» **Exercise**:
Transcribe each entry below exactly. Pictures do not go in the copy.

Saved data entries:
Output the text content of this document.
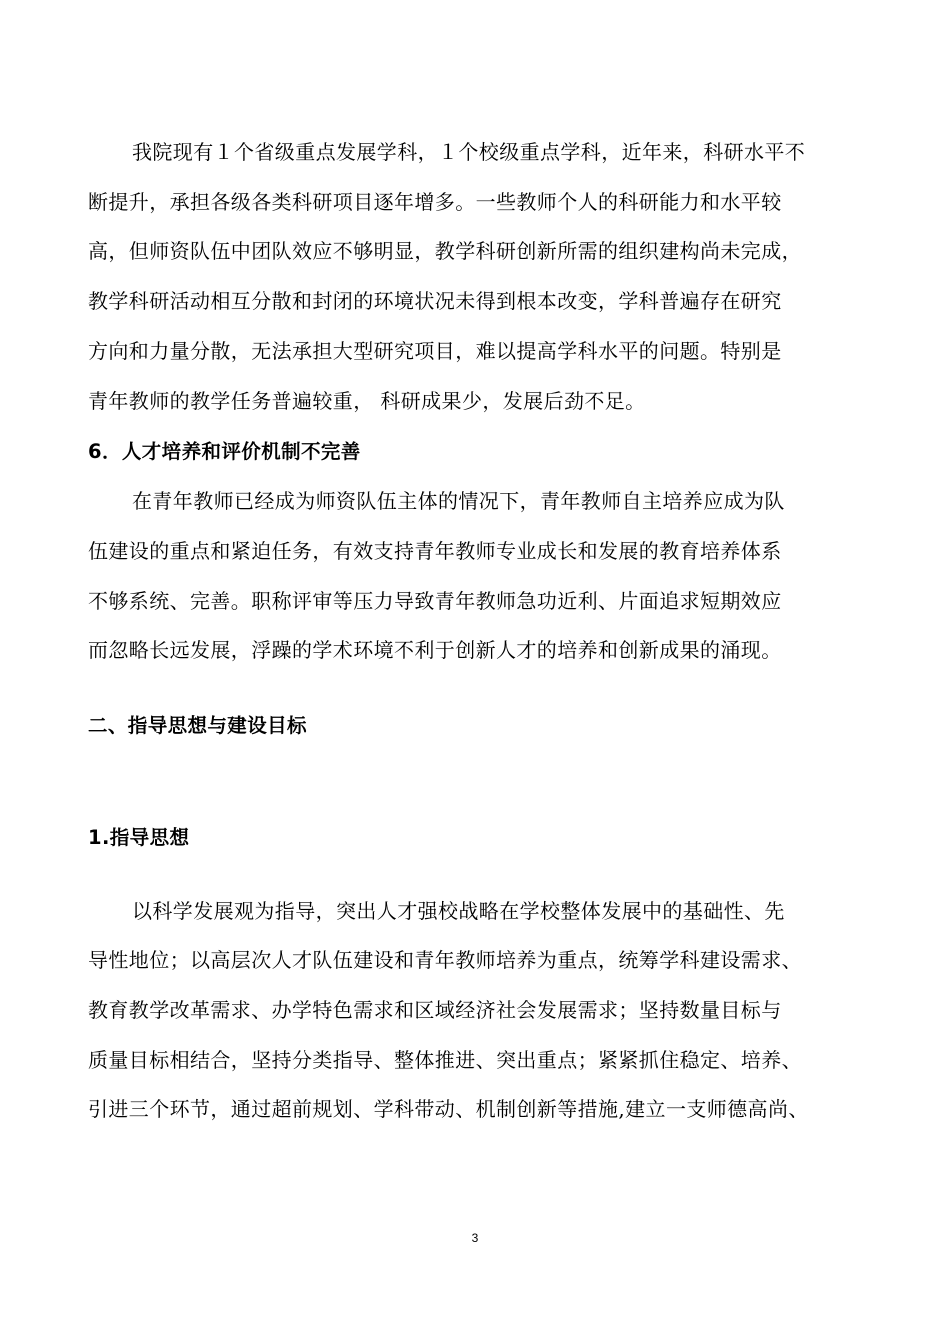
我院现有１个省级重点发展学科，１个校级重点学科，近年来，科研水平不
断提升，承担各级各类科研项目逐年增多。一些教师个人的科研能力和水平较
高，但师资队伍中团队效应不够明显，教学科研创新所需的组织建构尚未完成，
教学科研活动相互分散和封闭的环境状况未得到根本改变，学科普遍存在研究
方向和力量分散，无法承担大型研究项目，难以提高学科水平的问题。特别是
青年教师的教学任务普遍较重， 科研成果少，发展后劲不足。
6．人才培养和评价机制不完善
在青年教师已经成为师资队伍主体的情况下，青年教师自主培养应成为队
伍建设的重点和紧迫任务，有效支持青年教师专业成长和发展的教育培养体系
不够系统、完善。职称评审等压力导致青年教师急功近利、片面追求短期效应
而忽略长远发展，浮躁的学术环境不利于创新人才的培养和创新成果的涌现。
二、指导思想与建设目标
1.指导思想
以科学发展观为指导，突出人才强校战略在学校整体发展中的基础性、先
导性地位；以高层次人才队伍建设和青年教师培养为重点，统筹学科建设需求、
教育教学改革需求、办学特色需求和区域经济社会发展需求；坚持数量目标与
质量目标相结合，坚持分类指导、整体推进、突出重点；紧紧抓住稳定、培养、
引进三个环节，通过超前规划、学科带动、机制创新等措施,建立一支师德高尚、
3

» **Expected answer**:
Output the text content of this document.
我院现有１个省级重点发展学科，１个校级重点学科，近年来，科研水平不
断提升，承担各级各类科研项目逐年增多。一些教师个人的科研能力和水平较
高，但师资队伍中团队效应不够明显，教学科研创新所需的组织建构尚未完成，
教学科研活动相互分散和封闭的环境状况未得到根本改变，学科普遍存在研究
方向和力量分散，无法承担大型研究项目，难以提高学科水平的问题。特别是
青年教师的教学任务普遍较重， 科研成果少，发展后劲不足。
6．人才培养和评价机制不完善
在青年教师已经成为师资队伍主体的情况下，青年教师自主培养应成为队
伍建设的重点和紧迫任务，有效支持青年教师专业成长和发展的教育培养体系
不够系统、完善。职称评审等压力导致青年教师急功近利、片面追求短期效应
而忽略长远发展，浮躁的学术环境不利于创新人才的培养和创新成果的涌现。
二、指导思想与建设目标
1.指导思想
以科学发展观为指导，突出人才强校战略在学校整体发展中的基础性、先
导性地位；以高层次人才队伍建设和青年教师培养为重点，统筹学科建设需求、
教育教学改革需求、办学特色需求和区域经济社会发展需求；坚持数量目标与
质量目标相结合，坚持分类指导、整体推进、突出重点；紧紧抓住稳定、培养、
引进三个环节，通过超前规划、学科带动、机制创新等措施,建立一支师德高尚、
3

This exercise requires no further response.